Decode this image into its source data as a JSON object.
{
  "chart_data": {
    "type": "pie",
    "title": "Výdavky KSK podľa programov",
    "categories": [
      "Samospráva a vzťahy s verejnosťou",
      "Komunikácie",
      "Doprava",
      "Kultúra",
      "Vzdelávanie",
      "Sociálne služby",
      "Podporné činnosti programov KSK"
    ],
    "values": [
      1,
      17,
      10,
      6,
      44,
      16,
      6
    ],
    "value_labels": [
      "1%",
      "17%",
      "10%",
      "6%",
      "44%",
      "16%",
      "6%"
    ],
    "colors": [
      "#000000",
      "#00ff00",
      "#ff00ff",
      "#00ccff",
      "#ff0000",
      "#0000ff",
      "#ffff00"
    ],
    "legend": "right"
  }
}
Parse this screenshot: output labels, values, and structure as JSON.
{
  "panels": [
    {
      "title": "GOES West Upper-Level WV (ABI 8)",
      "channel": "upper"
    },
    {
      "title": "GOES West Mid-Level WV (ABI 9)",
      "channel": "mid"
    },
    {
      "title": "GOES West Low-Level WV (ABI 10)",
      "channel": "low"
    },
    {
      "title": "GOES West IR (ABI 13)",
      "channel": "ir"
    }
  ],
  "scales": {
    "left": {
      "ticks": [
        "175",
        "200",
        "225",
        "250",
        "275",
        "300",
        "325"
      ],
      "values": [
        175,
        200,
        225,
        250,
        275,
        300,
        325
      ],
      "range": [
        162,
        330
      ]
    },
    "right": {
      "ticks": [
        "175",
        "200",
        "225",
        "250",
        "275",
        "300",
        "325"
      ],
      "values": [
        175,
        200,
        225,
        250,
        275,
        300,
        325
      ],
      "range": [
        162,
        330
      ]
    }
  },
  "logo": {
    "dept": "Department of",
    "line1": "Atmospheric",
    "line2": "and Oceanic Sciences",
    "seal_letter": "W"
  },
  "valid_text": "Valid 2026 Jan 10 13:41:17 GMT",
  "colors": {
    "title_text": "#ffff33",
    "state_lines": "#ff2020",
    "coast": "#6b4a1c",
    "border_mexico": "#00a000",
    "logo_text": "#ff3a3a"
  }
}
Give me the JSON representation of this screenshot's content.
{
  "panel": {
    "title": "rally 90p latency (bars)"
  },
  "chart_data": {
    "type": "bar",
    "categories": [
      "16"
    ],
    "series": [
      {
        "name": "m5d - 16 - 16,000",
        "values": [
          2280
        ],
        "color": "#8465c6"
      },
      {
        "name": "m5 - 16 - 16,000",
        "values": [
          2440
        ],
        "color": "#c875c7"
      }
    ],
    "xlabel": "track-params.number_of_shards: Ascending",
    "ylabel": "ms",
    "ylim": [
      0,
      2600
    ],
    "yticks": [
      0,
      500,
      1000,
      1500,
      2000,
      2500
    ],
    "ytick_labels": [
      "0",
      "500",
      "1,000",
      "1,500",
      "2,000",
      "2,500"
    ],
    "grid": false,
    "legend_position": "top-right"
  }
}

*-*-*

Task details.
Every record above should be output exactly.

The output.
Decode this image into its source data as a JSON object.
{
  "chart_data": {
    "type": "pie",
    "title": "Výdavky KSK podľa programov",
    "categories": [
      "Samospráva a vzťahy s verejnosťou",
      "Komunikácie",
      "Doprava",
      "Kultúra",
      "Vzdelávanie",
      "Sociálne služby",
      "Podporné činnosti programov KSK"
    ],
    "values": [
      1,
      17,
      10,
      6,
      44,
      16,
      6
    ],
    "value_labels": [
      "1%",
      "17%",
      "10%",
      "6%",
      "44%",
      "16%",
      "6%"
    ],
    "colors": [
      "#000000",
      "#00ff00",
      "#ff00ff",
      "#00ccff",
      "#ff0000",
      "#0000ff",
      "#ffff00"
    ],
    "legend": "right"
  }
}
Parse this screenshot: output labels, values, and structure as JSON.
{
  "panels": [
    {
      "title": "GOES West Upper-Level WV (ABI 8)",
      "channel": "upper"
    },
    {
      "title": "GOES West Mid-Level WV (ABI 9)",
      "channel": "mid"
    },
    {
      "title": "GOES West Low-Level WV (ABI 10)",
      "channel": "low"
    },
    {
      "title": "GOES West IR (ABI 13)",
      "channel": "ir"
    }
  ],
  "scales": {
    "left": {
      "ticks": [
        "175",
        "200",
        "225",
        "250",
        "275",
        "300",
        "325"
      ],
      "values": [
        175,
        200,
        225,
        250,
        275,
        300,
        325
      ],
      "range": [
        162,
        330
      ]
    },
    "right": {
      "ticks": [
        "175",
        "200",
        "225",
        "250",
        "275",
        "300",
        "325"
      ],
      "values": [
        175,
        200,
        225,
        250,
        275,
        300,
        325
      ],
      "range": [
        162,
        330
      ]
    }
  },
  "logo": {
    "dept": "Department of",
    "line1": "Atmospheric",
    "line2": "and Oceanic Sciences",
    "seal_letter": "W"
  },
  "valid_text": "Valid 2026 Jan 10 13:41:17 GMT",
  "colors": {
    "title_text": "#ffff33",
    "state_lines": "#ff2020",
    "coast": "#6b4a1c",
    "border_mexico": "#00a000",
    "logo_text": "#ff3a3a"
  }
}
Give me the JSON representation of this screenshot's content.
{
  "panel": {
    "title": "rally 90p latency (bars)"
  },
  "chart_data": {
    "type": "bar",
    "categories": [
      "16"
    ],
    "series": [
      {
        "name": "m5d - 16 - 16,000",
        "values": [
          2280
        ],
        "color": "#8465c6"
      },
      {
        "name": "m5 - 16 - 16,000",
        "values": [
          2440
        ],
        "color": "#c875c7"
      }
    ],
    "xlabel": "track-params.number_of_shards: Ascending",
    "ylabel": "ms",
    "ylim": [
      0,
      2600
    ],
    "yticks": [
      0,
      500,
      1000,
      1500,
      2000,
      2500
    ],
    "ytick_labels": [
      "0",
      "500",
      "1,000",
      "1,500",
      "2,000",
      "2,500"
    ],
    "grid": false,
    "legend_position": "top-right"
  }
}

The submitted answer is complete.